> **Requirement**
Write down each entry again, exactly as it reads.

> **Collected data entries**
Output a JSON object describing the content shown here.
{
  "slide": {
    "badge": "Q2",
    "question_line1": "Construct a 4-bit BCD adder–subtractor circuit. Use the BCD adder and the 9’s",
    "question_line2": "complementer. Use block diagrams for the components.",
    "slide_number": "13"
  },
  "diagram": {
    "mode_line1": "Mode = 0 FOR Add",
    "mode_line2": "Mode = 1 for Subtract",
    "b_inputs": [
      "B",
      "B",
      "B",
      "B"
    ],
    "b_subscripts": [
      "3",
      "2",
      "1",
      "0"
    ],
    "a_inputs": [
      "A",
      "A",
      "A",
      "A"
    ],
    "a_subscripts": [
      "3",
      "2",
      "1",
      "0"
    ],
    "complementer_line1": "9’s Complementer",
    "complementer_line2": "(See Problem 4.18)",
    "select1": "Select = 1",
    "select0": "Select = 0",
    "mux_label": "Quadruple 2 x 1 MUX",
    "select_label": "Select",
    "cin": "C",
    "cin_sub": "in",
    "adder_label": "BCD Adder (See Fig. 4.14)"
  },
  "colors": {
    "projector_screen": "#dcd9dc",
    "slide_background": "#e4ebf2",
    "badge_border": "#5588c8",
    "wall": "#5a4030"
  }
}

> **Task response**
Output a JSON object describing the content shown here.
{
  "slide": {
    "badge": "Q2",
    "question_line1": "Construct a 4-bit BCD adder–subtractor circuit. Use the BCD adder and the 9’s",
    "question_line2": "complementer. Use block diagrams for the components.",
    "slide_number": "13"
  },
  "diagram": {
    "mode_line1": "Mode = 0 FOR Add",
    "mode_line2": "Mode = 1 for Subtract",
    "b_inputs": [
      "B",
      "B",
      "B",
      "B"
    ],
    "b_subscripts": [
      "3",
      "2",
      "1",
      "0"
    ],
    "a_inputs": [
      "A",
      "A",
      "A",
      "A"
    ],
    "a_subscripts": [
      "3",
      "2",
      "1",
      "0"
    ],
    "complementer_line1": "9’s Complementer",
    "complementer_line2": "(See Problem 4.18)",
    "select1": "Select = 1",
    "select0": "Select = 0",
    "mux_label": "Quadruple 2 x 1 MUX",
    "select_label": "Select",
    "cin": "C",
    "cin_sub": "in",
    "adder_label": "BCD Adder (See Fig. 4.14)"
  },
  "colors": {
    "projector_screen": "#dcd9dc",
    "slide_background": "#e4ebf2",
    "badge_border": "#5588c8",
    "wall": "#5a4030"
  }
}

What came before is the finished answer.